* Task prompt *
Repeat every entry word for word, skipping the pictures.

Start of Exercise materials

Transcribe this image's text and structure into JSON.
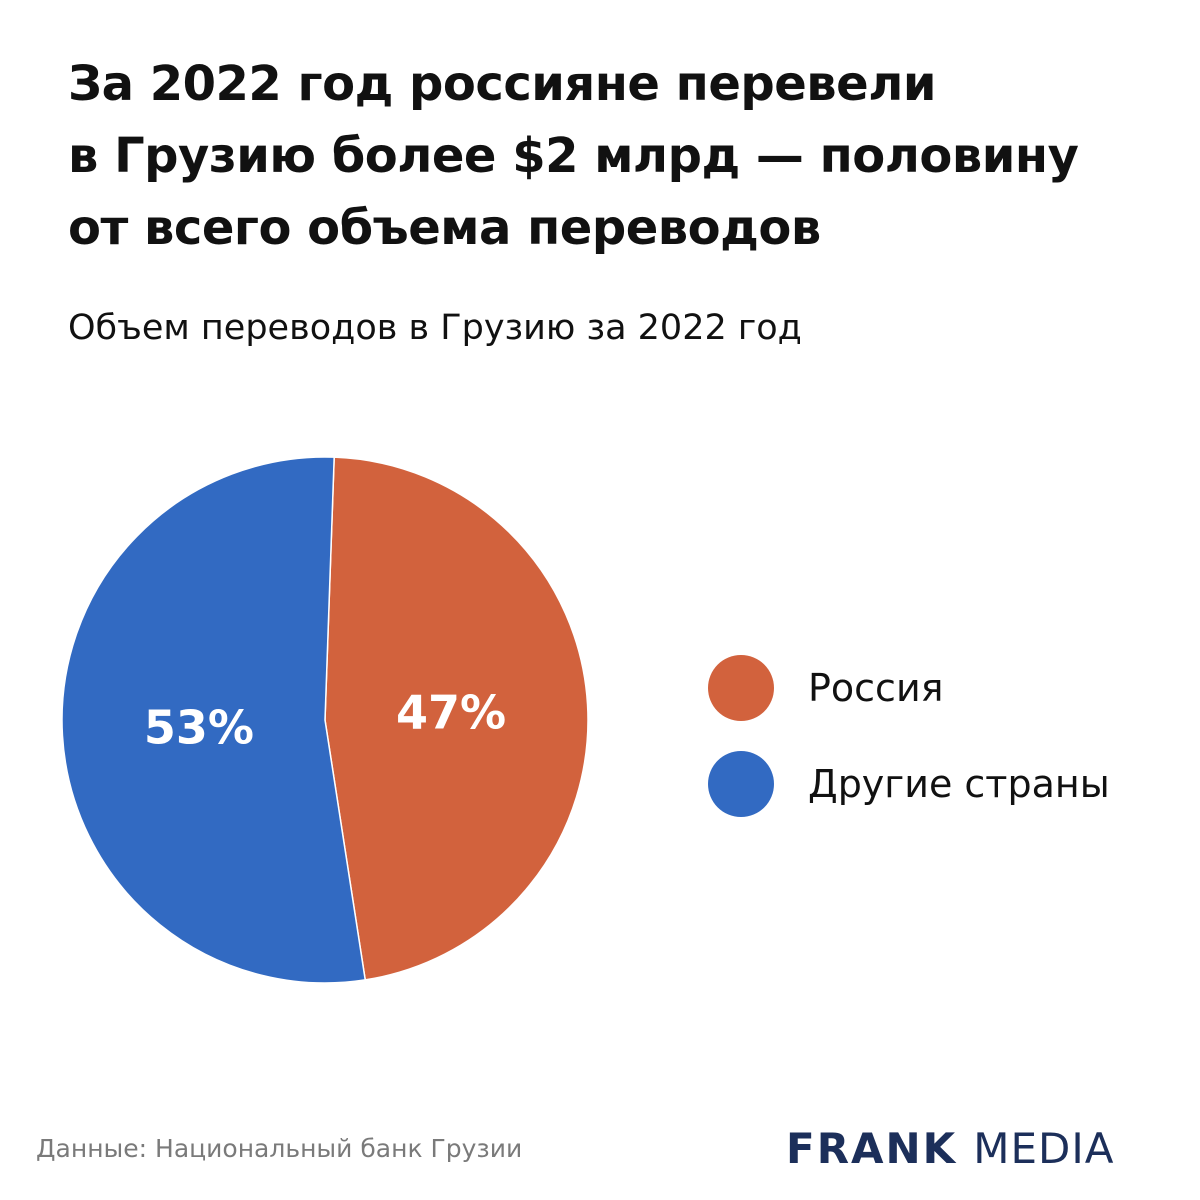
{
  "header": {
    "title_lines": [
      "За 2022 год россияне перевели",
      "в Грузию более $2 млрд — половину",
      "от всего объема переводов"
    ],
    "subtitle": "Объем переводов в Грузию за 2022 год"
  },
  "chart_data": {
    "type": "pie",
    "title": "За 2022 год россияне перевели в Грузию более $2 млрд — половину от всего объема переводов",
    "subtitle": "Объем переводов в Грузию за 2022 год",
    "unit": "%",
    "slices": [
      {
        "name": "Россия",
        "value": 47,
        "label": "47%",
        "color": "#d2623d"
      },
      {
        "name": "Другие страны",
        "value": 53,
        "label": "53%",
        "color": "#326ac2"
      }
    ],
    "legend_position": "right",
    "label_color": "#ffffff"
  },
  "footer": {
    "source": "Данные: Национальный банк Грузии",
    "brand_part1": "FRANK",
    "brand_part2": "MEDIA",
    "brand_color": "#1c2f5a"
  }
}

End of Exercise materials

* Completed task *
Transcribe this image's text and structure into JSON.
{
  "header": {
    "title_lines": [
      "За 2022 год россияне перевели",
      "в Грузию более $2 млрд — половину",
      "от всего объема переводов"
    ],
    "subtitle": "Объем переводов в Грузию за 2022 год"
  },
  "chart_data": {
    "type": "pie",
    "title": "За 2022 год россияне перевели в Грузию более $2 млрд — половину от всего объема переводов",
    "subtitle": "Объем переводов в Грузию за 2022 год",
    "unit": "%",
    "slices": [
      {
        "name": "Россия",
        "value": 47,
        "label": "47%",
        "color": "#d2623d"
      },
      {
        "name": "Другие страны",
        "value": 53,
        "label": "53%",
        "color": "#326ac2"
      }
    ],
    "legend_position": "right",
    "label_color": "#ffffff"
  },
  "footer": {
    "source": "Данные: Национальный банк Грузии",
    "brand_part1": "FRANK",
    "brand_part2": "MEDIA",
    "brand_color": "#1c2f5a"
  }
}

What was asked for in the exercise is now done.